--- START OF Data to process ---
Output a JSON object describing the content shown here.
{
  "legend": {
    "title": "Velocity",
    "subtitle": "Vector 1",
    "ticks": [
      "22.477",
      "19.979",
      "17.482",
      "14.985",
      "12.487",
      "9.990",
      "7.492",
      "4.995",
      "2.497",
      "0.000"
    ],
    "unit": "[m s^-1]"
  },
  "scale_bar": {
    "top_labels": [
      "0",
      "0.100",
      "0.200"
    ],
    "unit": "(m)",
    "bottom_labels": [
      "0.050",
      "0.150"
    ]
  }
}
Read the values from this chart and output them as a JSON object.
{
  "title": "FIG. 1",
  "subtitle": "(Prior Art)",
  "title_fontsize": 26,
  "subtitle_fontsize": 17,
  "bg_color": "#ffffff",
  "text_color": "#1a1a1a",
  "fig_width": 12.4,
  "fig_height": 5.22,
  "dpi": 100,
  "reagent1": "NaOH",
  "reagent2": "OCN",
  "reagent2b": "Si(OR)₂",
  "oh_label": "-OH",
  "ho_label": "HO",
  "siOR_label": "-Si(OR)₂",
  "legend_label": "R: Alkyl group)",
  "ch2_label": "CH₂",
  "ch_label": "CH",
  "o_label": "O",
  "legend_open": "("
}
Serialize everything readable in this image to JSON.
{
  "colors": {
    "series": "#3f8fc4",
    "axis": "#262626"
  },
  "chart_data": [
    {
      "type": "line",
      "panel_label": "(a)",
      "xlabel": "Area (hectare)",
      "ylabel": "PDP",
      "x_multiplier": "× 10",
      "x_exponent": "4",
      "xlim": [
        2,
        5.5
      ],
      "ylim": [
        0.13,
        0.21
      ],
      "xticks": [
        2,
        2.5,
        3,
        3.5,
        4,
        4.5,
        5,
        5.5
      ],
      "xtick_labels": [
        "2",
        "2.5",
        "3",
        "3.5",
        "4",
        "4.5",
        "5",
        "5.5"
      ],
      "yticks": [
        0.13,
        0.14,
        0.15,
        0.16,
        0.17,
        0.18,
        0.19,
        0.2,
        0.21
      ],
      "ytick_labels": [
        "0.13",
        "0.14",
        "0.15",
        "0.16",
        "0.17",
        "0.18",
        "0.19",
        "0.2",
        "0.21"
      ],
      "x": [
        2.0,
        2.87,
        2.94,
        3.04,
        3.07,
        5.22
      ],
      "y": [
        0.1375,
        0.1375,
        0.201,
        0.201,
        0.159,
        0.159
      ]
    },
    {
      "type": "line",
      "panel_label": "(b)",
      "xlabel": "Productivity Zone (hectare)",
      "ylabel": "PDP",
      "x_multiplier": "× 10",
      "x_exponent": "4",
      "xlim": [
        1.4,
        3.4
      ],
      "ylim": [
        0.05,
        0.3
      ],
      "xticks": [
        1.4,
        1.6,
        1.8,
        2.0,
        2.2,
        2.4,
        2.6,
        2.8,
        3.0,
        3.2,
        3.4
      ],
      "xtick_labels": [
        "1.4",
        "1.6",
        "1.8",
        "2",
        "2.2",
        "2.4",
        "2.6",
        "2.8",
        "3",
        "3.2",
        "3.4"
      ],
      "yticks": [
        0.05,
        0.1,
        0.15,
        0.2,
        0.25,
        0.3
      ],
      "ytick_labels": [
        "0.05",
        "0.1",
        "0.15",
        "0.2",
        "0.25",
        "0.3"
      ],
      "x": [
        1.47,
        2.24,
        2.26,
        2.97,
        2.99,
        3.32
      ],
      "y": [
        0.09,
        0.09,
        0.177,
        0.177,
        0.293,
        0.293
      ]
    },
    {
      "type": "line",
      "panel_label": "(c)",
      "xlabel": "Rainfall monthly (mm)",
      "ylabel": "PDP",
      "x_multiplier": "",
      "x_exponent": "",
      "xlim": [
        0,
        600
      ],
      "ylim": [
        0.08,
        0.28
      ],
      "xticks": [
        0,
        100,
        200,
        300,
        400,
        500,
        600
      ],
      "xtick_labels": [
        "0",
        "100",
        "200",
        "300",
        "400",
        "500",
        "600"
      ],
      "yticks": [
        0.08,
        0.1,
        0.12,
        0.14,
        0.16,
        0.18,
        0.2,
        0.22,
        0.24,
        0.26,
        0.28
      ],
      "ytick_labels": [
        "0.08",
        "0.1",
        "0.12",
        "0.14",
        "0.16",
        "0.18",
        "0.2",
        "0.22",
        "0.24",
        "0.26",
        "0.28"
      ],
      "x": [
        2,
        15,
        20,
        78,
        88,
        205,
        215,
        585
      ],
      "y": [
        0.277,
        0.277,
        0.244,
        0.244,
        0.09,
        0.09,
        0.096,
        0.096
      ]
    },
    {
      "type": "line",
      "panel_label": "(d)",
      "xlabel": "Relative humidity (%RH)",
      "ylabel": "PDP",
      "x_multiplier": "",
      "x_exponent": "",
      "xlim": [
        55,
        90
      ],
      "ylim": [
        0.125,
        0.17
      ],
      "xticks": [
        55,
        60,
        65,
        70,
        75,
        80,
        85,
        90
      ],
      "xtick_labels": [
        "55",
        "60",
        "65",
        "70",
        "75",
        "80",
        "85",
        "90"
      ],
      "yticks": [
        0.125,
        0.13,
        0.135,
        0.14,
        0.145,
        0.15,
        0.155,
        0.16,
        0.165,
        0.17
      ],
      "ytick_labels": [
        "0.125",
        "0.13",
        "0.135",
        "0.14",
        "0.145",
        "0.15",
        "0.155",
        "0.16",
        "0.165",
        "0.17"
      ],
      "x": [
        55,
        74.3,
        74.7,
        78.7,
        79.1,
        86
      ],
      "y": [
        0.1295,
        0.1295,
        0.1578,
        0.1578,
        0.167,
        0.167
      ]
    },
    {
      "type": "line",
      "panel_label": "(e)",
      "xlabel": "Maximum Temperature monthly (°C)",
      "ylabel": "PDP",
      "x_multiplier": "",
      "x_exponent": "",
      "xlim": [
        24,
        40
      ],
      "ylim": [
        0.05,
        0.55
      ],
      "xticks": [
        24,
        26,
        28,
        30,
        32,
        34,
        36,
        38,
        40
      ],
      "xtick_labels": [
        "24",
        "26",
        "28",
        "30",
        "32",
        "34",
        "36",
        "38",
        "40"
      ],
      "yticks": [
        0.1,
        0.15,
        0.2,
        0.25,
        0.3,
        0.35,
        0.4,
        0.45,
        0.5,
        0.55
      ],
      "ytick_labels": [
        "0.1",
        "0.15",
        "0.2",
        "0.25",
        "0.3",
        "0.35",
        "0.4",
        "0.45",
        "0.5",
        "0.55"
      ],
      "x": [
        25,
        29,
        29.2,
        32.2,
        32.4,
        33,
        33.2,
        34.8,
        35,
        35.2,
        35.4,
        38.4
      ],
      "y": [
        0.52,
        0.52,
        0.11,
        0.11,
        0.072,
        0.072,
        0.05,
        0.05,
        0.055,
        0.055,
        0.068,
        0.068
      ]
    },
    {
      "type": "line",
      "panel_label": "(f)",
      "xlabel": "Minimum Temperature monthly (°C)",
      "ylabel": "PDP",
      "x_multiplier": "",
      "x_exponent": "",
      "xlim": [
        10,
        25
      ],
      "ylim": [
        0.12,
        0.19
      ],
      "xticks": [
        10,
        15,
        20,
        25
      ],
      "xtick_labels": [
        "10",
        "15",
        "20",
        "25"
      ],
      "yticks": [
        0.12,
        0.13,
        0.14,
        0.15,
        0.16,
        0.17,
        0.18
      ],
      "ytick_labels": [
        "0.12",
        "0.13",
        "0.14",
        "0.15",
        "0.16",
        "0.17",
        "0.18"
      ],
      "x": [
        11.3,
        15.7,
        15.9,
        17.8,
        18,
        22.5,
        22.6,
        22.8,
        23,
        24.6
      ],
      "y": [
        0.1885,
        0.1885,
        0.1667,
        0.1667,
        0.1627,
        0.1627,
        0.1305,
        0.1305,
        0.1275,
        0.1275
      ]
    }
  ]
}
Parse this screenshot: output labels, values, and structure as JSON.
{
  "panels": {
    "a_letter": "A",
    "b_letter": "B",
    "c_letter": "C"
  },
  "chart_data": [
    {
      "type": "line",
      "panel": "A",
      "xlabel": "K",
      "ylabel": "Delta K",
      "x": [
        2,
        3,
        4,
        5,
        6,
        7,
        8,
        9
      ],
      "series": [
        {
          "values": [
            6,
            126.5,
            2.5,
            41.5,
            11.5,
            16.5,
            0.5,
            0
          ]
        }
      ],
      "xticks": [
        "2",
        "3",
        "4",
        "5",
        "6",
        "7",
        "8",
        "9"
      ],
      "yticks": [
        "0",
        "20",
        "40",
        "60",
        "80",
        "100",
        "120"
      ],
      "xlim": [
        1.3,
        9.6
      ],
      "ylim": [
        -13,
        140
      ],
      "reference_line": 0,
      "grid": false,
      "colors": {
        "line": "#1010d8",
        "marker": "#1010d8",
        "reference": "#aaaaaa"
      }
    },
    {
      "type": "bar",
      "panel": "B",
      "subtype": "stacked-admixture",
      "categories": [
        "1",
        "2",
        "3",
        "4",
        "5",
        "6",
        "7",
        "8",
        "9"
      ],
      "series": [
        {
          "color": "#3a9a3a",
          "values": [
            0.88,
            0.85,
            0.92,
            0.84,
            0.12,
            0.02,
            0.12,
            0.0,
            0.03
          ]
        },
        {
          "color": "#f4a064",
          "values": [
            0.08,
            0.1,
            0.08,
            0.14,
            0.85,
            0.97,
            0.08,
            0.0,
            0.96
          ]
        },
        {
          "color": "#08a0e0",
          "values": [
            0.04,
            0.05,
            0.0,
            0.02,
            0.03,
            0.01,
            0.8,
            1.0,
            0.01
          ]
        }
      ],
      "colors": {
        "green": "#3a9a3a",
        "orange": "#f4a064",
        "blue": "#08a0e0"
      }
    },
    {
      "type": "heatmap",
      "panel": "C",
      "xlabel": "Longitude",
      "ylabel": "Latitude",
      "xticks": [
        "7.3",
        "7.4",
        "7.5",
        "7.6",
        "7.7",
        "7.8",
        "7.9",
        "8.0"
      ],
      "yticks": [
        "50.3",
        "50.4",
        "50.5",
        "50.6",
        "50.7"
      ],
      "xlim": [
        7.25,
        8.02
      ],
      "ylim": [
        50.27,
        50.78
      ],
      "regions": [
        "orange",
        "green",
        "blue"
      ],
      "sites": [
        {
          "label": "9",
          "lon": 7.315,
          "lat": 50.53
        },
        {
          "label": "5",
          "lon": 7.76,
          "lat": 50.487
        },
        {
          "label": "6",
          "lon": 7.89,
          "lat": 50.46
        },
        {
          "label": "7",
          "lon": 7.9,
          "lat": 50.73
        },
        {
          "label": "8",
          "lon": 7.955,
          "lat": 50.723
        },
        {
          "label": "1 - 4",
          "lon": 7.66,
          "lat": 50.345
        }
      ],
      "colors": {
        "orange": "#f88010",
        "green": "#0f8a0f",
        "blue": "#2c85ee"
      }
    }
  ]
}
--- END OF Data to process ---
Take every line from the data that contains the word "object".

[Result]:
Output a JSON object describing the content shown here.
Read the values from this chart and output them as a JSON object.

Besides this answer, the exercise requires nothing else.